(Figure contents as structured data)
/---
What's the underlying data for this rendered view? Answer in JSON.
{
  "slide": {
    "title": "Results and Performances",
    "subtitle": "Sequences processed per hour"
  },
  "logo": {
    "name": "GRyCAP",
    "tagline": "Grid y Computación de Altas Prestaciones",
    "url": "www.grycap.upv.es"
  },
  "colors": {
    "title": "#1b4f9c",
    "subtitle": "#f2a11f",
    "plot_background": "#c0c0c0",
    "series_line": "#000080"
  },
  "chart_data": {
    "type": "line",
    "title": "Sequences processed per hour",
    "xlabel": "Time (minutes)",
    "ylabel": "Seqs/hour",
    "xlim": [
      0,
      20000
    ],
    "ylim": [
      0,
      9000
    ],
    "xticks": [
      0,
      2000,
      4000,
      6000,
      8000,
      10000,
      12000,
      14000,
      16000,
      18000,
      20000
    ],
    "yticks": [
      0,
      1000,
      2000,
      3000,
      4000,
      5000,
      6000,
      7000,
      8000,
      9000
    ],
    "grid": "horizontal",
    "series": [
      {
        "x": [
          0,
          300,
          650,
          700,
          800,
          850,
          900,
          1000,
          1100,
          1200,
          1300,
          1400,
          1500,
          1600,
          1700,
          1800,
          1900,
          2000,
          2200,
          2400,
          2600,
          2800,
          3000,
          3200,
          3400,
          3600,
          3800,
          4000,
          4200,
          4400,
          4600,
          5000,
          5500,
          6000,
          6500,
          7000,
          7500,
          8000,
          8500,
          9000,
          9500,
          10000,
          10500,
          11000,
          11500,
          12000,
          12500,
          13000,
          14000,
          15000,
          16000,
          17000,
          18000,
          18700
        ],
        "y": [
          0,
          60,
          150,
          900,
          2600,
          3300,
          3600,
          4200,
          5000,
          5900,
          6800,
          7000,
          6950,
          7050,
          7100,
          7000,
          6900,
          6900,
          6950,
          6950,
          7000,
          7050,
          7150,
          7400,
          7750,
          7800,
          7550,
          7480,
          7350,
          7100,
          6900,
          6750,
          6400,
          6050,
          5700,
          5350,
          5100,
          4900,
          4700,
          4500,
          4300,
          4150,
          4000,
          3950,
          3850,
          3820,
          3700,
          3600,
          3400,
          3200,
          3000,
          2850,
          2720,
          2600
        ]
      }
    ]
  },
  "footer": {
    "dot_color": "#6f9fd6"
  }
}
\---
**Task requirements**
Please output every record, keeping each line exact.

**Reply**
What's the underlying data for this rendered view? Answer in JSON.
{
  "slide": {
    "title": "Results and Performances",
    "subtitle": "Sequences processed per hour"
  },
  "logo": {
    "name": "GRyCAP",
    "tagline": "Grid y Computación de Altas Prestaciones",
    "url": "www.grycap.upv.es"
  },
  "colors": {
    "title": "#1b4f9c",
    "subtitle": "#f2a11f",
    "plot_background": "#c0c0c0",
    "series_line": "#000080"
  },
  "chart_data": {
    "type": "line",
    "title": "Sequences processed per hour",
    "xlabel": "Time (minutes)",
    "ylabel": "Seqs/hour",
    "xlim": [
      0,
      20000
    ],
    "ylim": [
      0,
      9000
    ],
    "xticks": [
      0,
      2000,
      4000,
      6000,
      8000,
      10000,
      12000,
      14000,
      16000,
      18000,
      20000
    ],
    "yticks": [
      0,
      1000,
      2000,
      3000,
      4000,
      5000,
      6000,
      7000,
      8000,
      9000
    ],
    "grid": "horizontal",
    "series": [
      {
        "x": [
          0,
          300,
          650,
          700,
          800,
          850,
          900,
          1000,
          1100,
          1200,
          1300,
          1400,
          1500,
          1600,
          1700,
          1800,
          1900,
          2000,
          2200,
          2400,
          2600,
          2800,
          3000,
          3200,
          3400,
          3600,
          3800,
          4000,
          4200,
          4400,
          4600,
          5000,
          5500,
          6000,
          6500,
          7000,
          7500,
          8000,
          8500,
          9000,
          9500,
          10000,
          10500,
          11000,
          11500,
          12000,
          12500,
          13000,
          14000,
          15000,
          16000,
          17000,
          18000,
          18700
        ],
        "y": [
          0,
          60,
          150,
          900,
          2600,
          3300,
          3600,
          4200,
          5000,
          5900,
          6800,
          7000,
          6950,
          7050,
          7100,
          7000,
          6900,
          6900,
          6950,
          6950,
          7000,
          7050,
          7150,
          7400,
          7750,
          7800,
          7550,
          7480,
          7350,
          7100,
          6900,
          6750,
          6400,
          6050,
          5700,
          5350,
          5100,
          4900,
          4700,
          4500,
          4300,
          4150,
          4000,
          3950,
          3850,
          3820,
          3700,
          3600,
          3400,
          3200,
          3000,
          2850,
          2720,
          2600
        ]
      }
    ]
  },
  "footer": {
    "dot_color": "#6f9fd6"
  }
}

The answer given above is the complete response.